▶ **EXERCISE REQUIREMENTS**
1. In the World Series commentary, by how many games did the St. Louis Cardinals trail the Atlanta Braves on August 25th?
2. Retype the World Series commentary word for word, between "On August 25th, the" and "Cruz to nowhere.", inclusive.
3. Extend the baseball commentary about the Cardinals and the Rangers, picking up after its final sentence.

▶ **EXTRACT PROVIDED**
On August 25th, the St. Louis Cardinals trailed the Atlanta Braves by 10.5 games, but, by the end of the season, they left Atlanta in worse shape than during Jane Fonda’s march through Atlanta (probably as damaging for Ted Turner as Sherman’s was for the city). The Texas Rangers recreated their run from last year in no small part due to the efforts of Nelson Cruz, which inspired every hackneyed headline from “Cruz Missile,” “Cruz Control,” and “Cruz Liner.” If Texas fails to win the title this year, the Rangers could be thinking about a Cruz to nowhere.
If the saying holds true that everything is bigger in Texas, then it would seem that the folks at Nielsen probably are not too big on creeds. The ratings returns from this past weekend’s game nearly hit a record low for the World Series. That’s a Texas “T” for turned-off. Maybe the allure of the Cardinals’ 10 World Series rings and the team that brought baseball Bob Gibson, Red Schoendienst Stan “The Man,” Bob Gibson, and Luis Alicea — just checking to make sure you are still paying attention — is not enough to encourage people to tune in.

▶ **DATA EXTRACT**
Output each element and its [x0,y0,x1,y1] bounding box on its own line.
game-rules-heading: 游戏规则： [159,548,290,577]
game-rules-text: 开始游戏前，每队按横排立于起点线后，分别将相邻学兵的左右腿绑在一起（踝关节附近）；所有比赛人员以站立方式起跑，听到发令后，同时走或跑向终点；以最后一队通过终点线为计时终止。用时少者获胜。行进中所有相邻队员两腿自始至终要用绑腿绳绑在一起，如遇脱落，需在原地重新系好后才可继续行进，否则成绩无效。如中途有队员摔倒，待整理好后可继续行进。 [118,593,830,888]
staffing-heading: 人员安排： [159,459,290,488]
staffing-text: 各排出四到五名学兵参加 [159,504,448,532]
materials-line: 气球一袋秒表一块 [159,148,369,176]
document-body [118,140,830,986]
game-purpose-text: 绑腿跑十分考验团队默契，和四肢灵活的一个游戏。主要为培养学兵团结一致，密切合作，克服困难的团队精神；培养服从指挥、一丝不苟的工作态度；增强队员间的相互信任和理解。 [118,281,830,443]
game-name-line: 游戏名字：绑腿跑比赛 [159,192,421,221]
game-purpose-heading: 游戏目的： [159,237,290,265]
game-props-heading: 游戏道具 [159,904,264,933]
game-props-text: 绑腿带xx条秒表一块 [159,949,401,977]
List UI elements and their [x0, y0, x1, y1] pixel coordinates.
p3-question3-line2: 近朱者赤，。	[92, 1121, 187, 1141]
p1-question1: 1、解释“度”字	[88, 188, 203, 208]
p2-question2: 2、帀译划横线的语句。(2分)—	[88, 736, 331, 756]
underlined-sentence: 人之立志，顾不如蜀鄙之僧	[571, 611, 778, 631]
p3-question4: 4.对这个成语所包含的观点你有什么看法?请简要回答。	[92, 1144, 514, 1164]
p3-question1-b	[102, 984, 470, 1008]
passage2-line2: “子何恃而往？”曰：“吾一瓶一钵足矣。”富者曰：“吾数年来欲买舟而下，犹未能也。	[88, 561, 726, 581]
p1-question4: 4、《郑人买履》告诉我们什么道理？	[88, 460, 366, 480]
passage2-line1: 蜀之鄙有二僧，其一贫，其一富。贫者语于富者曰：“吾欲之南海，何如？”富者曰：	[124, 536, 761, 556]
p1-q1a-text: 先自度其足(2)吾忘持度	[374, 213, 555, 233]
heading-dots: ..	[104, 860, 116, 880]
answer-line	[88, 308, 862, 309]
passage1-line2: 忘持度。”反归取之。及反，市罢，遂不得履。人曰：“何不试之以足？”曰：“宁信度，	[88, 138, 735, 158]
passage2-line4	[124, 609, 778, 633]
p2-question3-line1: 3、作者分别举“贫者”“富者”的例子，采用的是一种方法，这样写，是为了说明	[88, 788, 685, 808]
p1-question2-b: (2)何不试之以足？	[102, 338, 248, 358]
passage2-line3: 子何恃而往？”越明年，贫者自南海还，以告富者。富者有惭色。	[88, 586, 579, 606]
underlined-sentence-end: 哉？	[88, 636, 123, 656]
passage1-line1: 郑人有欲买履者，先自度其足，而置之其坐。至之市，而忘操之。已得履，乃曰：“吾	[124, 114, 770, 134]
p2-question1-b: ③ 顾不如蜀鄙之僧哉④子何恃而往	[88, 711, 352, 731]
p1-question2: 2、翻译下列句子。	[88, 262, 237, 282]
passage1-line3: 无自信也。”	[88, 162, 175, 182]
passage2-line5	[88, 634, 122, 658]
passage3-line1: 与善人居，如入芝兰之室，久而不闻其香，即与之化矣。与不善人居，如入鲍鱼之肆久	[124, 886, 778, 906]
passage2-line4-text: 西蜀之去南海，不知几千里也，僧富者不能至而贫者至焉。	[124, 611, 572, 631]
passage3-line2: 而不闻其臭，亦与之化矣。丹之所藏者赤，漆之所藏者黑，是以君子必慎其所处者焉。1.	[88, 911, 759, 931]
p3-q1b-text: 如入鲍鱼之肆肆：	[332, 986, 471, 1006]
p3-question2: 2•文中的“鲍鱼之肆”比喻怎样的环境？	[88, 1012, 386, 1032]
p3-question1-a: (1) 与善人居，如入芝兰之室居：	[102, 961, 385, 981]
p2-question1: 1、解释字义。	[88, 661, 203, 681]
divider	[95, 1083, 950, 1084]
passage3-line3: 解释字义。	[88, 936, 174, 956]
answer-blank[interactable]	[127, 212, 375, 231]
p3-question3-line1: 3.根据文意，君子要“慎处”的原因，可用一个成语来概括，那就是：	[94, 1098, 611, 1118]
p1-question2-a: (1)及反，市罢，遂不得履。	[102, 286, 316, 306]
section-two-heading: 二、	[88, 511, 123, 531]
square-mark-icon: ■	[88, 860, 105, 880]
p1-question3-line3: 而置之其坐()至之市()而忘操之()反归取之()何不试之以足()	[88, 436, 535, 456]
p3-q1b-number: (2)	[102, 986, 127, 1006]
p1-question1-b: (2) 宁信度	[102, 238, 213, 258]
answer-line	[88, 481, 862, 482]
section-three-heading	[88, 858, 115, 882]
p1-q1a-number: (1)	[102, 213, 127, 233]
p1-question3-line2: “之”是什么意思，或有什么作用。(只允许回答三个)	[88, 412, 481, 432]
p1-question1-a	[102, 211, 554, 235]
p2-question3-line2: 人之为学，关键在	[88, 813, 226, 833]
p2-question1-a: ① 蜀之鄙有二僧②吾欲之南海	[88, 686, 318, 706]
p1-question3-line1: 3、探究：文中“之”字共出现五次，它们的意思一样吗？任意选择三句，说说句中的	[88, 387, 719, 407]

▶ **THE RESULTS**
1. 10.5 games

2.
On August 25th, the St. Louis Cardinals trailed the Atlanta Braves by 10.5 games, but, by the end of the season, they left Atlanta in worse shape than during Jane Fonda’s march through Atlanta (probably as damaging for Ted Turner as Sherman’s was for the city). The Texas Rangers recreated their run from last year in no small part due to the efforts of Nelson Cruz, which inspired every hackneyed headline from “Cruz Missile,” “Cruz Control,” and “Cruz Liner.” If Texas fails to win the title this year, the Rangers could be thinking about a Cruz to nowhere.

3.
Judging by the viewing preferences of television audiences, they’d rather watch shows depicting dancing, homicides, or perhaps a mixture of the two (I’m work-shopping the idea as of this writing). One would think the cut-aways of the great Nolan Ryan and former President George W. Bush are ever-present in Texas, would surely be a sight that will make regular viewers of Fox happy. One guy once put Robin Ventura in a headlock. The other did the same to Al Gore.
St. Louis and Texas have gone back and forth in the series, lending more intrigue than if baseball’s championship would be decided by an arm-wrestling contest between the two locales’ mythical heroes … Akon and Matthew McConaughey. It could be all over Thursday night, and Rick Perry might be the grand marshal of the Rangers’ victory parade by the end of the week. Will Texas fans be stuffing themselves with celebratory chili by night’s end or will the St. Louis fans have the pleasure of imbibing Bud Lights in a few days time? Regardless of whether one is a fan or not, it’s a good thing that this matchup probably had people reaching for the antacids at some point.